++++ SOURCE RECORDS

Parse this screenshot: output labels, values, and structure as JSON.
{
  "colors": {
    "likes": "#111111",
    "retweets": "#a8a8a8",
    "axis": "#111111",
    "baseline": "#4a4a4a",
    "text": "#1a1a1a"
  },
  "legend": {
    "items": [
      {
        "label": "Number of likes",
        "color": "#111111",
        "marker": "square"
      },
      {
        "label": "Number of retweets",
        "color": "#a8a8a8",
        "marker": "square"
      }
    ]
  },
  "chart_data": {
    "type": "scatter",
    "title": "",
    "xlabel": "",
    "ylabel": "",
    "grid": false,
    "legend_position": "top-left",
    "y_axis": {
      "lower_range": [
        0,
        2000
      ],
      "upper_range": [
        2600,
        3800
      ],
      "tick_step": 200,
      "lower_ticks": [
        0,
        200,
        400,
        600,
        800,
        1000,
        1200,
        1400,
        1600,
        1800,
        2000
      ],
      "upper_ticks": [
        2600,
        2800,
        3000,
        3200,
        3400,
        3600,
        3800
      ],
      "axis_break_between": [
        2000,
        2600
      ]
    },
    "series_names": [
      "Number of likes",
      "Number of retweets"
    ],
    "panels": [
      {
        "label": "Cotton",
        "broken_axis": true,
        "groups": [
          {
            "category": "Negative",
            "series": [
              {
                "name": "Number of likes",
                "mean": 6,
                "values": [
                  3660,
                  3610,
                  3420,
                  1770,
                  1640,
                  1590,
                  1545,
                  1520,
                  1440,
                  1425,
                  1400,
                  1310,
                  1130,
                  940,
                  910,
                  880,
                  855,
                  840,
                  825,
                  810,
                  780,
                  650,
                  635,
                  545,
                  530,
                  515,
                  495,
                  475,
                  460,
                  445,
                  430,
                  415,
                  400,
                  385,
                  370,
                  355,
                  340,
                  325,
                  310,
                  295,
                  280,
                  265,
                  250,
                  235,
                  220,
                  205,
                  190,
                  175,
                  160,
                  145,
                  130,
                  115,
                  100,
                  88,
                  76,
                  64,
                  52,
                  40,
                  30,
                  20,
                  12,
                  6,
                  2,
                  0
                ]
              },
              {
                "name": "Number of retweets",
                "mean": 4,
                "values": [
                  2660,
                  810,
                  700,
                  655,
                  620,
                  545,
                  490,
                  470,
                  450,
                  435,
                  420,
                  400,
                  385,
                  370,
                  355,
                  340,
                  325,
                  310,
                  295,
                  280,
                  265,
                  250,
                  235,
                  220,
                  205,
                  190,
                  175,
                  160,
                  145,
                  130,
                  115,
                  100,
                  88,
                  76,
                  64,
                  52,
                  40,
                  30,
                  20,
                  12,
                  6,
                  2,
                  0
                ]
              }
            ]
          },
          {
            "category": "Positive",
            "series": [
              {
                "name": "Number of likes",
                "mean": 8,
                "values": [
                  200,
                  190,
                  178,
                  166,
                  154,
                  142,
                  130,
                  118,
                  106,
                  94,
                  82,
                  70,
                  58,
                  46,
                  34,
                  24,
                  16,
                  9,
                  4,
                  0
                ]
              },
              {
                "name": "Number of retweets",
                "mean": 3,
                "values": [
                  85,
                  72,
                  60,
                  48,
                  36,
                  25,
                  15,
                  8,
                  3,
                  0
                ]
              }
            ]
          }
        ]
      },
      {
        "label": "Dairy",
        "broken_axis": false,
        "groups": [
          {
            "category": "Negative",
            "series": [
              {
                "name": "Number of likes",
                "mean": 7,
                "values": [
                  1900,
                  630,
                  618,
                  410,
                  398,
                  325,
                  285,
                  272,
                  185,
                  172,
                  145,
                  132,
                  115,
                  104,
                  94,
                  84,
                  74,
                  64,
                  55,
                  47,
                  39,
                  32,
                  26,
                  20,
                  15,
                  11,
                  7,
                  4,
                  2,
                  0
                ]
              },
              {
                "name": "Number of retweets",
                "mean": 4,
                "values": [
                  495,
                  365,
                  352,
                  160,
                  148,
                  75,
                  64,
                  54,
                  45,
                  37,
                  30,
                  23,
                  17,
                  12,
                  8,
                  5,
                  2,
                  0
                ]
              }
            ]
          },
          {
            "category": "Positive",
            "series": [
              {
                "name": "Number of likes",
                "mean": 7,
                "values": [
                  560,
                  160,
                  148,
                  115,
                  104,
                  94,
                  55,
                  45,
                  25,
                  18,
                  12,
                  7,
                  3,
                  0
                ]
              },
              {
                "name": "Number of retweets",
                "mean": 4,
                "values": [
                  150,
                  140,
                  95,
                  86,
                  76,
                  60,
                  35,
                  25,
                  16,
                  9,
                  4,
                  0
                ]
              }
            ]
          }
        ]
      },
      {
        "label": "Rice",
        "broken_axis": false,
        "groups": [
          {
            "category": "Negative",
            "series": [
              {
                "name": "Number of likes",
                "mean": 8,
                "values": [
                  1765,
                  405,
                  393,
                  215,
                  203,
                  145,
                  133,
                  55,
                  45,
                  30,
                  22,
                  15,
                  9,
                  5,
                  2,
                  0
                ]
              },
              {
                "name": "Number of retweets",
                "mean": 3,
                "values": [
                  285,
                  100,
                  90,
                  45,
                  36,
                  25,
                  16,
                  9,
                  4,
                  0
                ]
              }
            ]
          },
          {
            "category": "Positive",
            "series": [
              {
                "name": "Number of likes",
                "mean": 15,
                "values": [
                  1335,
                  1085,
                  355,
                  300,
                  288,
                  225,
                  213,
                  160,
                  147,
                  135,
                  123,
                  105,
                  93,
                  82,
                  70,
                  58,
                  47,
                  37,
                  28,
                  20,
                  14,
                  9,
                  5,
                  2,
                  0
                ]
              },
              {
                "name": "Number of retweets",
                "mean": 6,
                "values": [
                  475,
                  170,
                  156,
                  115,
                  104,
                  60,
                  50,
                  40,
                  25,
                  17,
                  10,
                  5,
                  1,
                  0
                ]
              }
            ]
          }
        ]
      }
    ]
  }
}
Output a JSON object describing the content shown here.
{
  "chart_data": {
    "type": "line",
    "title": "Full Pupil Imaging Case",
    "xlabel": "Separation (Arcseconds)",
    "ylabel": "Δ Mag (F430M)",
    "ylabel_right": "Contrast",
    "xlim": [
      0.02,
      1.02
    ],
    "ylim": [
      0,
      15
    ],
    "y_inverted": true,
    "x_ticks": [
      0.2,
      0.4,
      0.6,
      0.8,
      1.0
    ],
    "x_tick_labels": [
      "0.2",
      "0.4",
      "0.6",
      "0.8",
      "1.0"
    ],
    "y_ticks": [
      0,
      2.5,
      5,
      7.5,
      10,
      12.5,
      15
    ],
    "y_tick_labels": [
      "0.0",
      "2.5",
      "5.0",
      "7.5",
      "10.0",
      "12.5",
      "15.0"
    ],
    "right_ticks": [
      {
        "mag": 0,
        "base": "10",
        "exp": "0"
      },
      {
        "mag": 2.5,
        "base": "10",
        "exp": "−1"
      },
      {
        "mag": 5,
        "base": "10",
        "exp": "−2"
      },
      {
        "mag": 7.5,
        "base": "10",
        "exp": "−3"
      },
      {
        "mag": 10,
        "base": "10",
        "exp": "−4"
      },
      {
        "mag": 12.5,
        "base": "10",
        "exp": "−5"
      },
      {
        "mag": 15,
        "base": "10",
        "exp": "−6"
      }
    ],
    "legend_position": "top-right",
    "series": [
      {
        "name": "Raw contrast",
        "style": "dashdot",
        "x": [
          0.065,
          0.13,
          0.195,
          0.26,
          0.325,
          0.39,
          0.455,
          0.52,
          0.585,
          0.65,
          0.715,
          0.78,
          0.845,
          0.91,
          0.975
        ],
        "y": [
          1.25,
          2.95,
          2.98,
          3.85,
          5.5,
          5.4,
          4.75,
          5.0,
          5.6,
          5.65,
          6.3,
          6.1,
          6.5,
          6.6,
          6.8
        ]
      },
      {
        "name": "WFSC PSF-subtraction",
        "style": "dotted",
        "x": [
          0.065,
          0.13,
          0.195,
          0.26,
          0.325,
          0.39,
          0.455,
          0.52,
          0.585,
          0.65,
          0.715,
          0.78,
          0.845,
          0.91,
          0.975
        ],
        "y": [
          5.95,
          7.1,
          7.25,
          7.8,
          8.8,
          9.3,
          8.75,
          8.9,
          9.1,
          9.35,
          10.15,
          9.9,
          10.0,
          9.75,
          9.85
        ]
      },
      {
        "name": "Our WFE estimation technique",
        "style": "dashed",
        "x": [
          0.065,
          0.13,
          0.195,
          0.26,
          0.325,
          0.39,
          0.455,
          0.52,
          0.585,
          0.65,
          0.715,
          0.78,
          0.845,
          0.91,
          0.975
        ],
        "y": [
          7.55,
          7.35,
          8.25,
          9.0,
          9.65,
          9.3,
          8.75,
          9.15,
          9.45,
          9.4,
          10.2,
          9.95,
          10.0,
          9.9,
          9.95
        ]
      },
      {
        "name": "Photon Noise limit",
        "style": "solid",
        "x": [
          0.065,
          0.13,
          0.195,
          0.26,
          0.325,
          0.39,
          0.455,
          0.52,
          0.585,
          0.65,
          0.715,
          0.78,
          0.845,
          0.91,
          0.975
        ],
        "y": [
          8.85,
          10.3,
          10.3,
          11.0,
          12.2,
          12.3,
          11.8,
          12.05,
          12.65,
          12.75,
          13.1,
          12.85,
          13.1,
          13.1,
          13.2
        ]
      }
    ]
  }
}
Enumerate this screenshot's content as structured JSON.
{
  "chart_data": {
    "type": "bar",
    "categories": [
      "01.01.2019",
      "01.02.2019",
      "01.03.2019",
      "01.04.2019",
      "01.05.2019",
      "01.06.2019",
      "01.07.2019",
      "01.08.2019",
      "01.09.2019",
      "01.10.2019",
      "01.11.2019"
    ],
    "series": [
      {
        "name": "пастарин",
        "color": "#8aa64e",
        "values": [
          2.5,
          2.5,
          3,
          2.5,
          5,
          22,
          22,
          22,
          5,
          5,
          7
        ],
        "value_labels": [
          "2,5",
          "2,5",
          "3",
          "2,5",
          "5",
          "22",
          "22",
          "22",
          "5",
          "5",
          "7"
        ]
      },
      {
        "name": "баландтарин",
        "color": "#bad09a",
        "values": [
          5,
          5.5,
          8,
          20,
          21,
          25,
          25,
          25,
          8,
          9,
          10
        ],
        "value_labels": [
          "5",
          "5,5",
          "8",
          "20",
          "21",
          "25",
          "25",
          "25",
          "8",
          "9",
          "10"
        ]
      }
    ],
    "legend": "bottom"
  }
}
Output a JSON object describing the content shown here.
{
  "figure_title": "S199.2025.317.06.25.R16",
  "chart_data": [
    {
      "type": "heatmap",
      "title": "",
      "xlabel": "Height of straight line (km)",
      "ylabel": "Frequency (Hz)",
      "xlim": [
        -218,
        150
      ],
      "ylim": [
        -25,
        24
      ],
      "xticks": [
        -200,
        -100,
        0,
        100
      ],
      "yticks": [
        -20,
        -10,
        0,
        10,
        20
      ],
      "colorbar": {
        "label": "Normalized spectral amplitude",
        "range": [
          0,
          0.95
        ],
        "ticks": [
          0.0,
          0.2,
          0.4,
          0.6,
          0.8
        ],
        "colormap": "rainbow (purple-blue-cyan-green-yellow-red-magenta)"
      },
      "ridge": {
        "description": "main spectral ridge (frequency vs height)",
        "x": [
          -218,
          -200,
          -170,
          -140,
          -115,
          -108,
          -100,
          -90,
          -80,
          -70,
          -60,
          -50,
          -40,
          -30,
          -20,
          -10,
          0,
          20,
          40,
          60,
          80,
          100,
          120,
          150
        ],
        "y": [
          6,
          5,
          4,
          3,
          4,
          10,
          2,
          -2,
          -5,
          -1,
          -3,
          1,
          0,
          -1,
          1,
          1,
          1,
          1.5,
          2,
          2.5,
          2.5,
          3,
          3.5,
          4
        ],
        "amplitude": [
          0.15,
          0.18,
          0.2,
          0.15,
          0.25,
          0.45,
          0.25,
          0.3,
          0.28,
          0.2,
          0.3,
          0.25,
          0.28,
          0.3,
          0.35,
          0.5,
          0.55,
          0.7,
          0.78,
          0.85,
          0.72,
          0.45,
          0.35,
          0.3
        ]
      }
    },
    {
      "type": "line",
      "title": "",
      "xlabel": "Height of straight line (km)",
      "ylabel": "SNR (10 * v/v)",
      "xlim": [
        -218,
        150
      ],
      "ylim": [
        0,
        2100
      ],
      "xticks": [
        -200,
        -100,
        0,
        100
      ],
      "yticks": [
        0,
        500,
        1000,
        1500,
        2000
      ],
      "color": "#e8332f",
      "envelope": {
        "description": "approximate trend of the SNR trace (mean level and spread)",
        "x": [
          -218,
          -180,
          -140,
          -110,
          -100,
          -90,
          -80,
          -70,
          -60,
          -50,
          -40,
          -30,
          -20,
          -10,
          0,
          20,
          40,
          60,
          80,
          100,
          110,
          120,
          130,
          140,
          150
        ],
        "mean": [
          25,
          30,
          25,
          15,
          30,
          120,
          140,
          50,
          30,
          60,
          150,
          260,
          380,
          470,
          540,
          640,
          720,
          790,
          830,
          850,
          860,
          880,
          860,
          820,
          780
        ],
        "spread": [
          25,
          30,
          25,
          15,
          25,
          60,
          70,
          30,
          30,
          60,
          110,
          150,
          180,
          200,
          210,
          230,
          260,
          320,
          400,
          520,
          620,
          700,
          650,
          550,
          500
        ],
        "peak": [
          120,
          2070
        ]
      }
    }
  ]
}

++++++++

### [STATED TASK]
Lines containing the word "description" are to be counted in the listing; state their number alone.

### [CORRECT RESULT]
2